Reproduce the lines of the material exactly, excluding every image.

-------------------------

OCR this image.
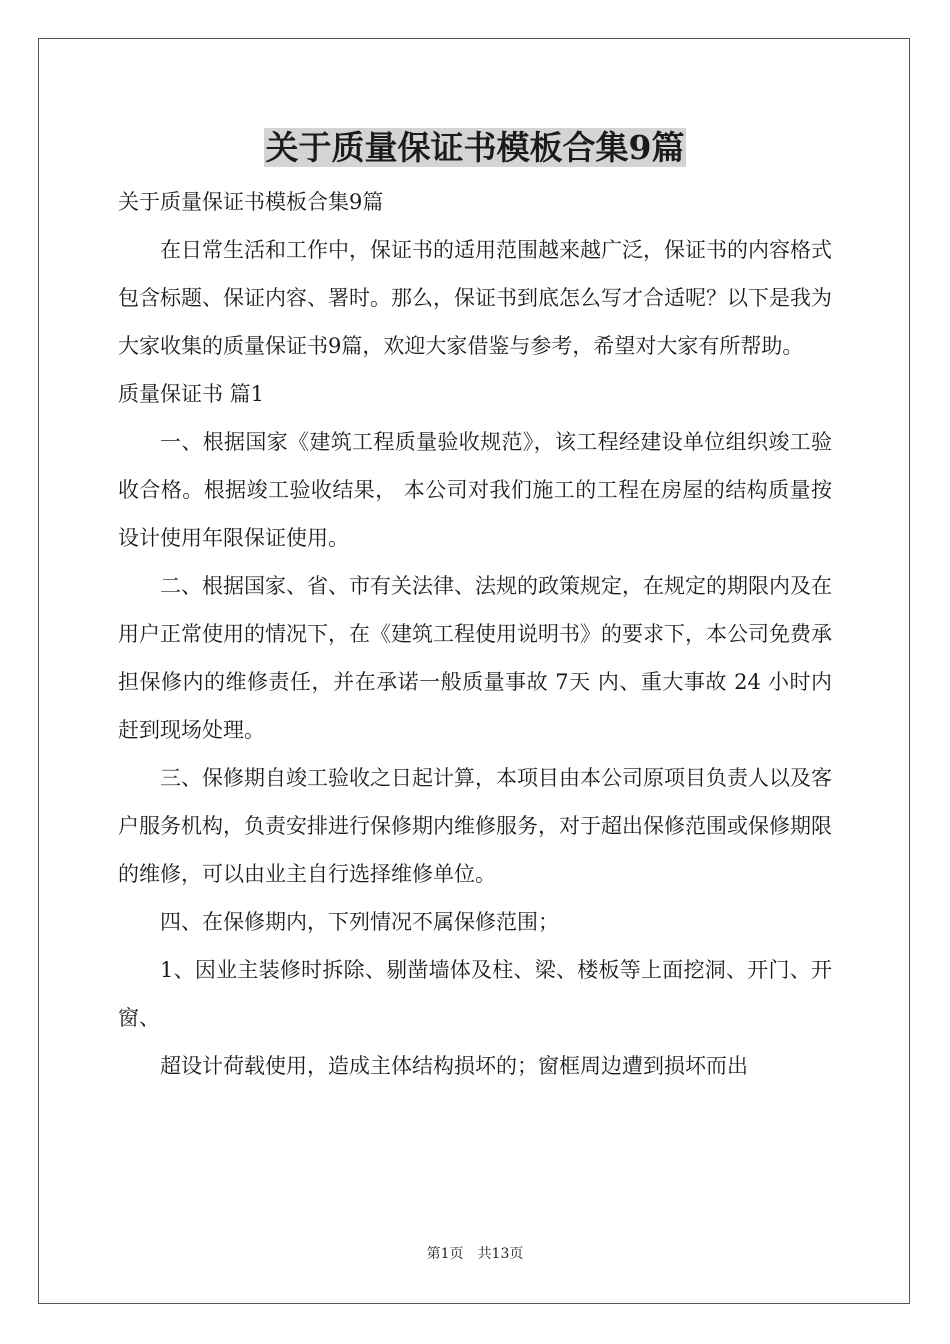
关于质量保证书模板合集9篇

关于质量保证书模板合集9篇

在日常生活和工作中，保证书的适用范围越来越广泛，保证书的内容格式包含标题、保证内容、署时。那么，保证书到底怎么写才合适呢？以下是我为大家收集的质量保证书9篇，欢迎大家借鉴与参考，希望对大家有所帮助。

质量保证书 篇1

一、根据国家《建筑工程质量验收规范》，该工程经建设单位组织竣工验收合格。根据竣工验收结果， 本公司对我们施工的工程在房屋的结构质量按设计使用年限保证使用。

二、根据国家、省、市有关法律、法规的政策规定，在规定的期限内及在用户正常使用的情况下，在《建筑工程使用说明书》的要求下，本公司免费承担保修内的维修责任，并在承诺一般质量事故 7天 内、重大事故 24 小时内赶到现场处理。

三、保修期自竣工验收之日起计算，本项目由本公司原项目负责人以及客户服务机构，负责安排进行保修期内维修服务，对于超出保修范围或保修期限的维修，可以由业主自行选择维修单位。

四、在保修期内，下列情况不属保修范围；

1、因业主装修时拆除、剔凿墙体及柱、梁、楼板等上面挖洞、开门、开窗、

超设计荷载使用，造成主体结构损坏的；窗框周边遭到损坏而出

第1页　共13页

-------------------------

■ Solution for this exercise
OCR this image.
关于质量保证书模板合集9篇

关于质量保证书模板合集9篇

在日常生活和工作中，保证书的适用范围越来越广泛，保证书的内容格式包含标题、保证内容、署时。那么，保证书到底怎么写才合适呢？以下是我为大家收集的质量保证书9篇，欢迎大家借鉴与参考，希望对大家有所帮助。

质量保证书 篇1

一、根据国家《建筑工程质量验收规范》，该工程经建设单位组织竣工验收合格。根据竣工验收结果， 本公司对我们施工的工程在房屋的结构质量按设计使用年限保证使用。

二、根据国家、省、市有关法律、法规的政策规定，在规定的期限内及在用户正常使用的情况下，在《建筑工程使用说明书》的要求下，本公司免费承担保修内的维修责任，并在承诺一般质量事故 7天 内、重大事故 24 小时内赶到现场处理。

三、保修期自竣工验收之日起计算，本项目由本公司原项目负责人以及客户服务机构，负责安排进行保修期内维修服务，对于超出保修范围或保修期限的维修，可以由业主自行选择维修单位。

四、在保修期内，下列情况不属保修范围；

1、因业主装修时拆除、剔凿墙体及柱、梁、楼板等上面挖洞、开门、开窗、

超设计荷载使用，造成主体结构损坏的；窗框周边遭到损坏而出

第1页　共13页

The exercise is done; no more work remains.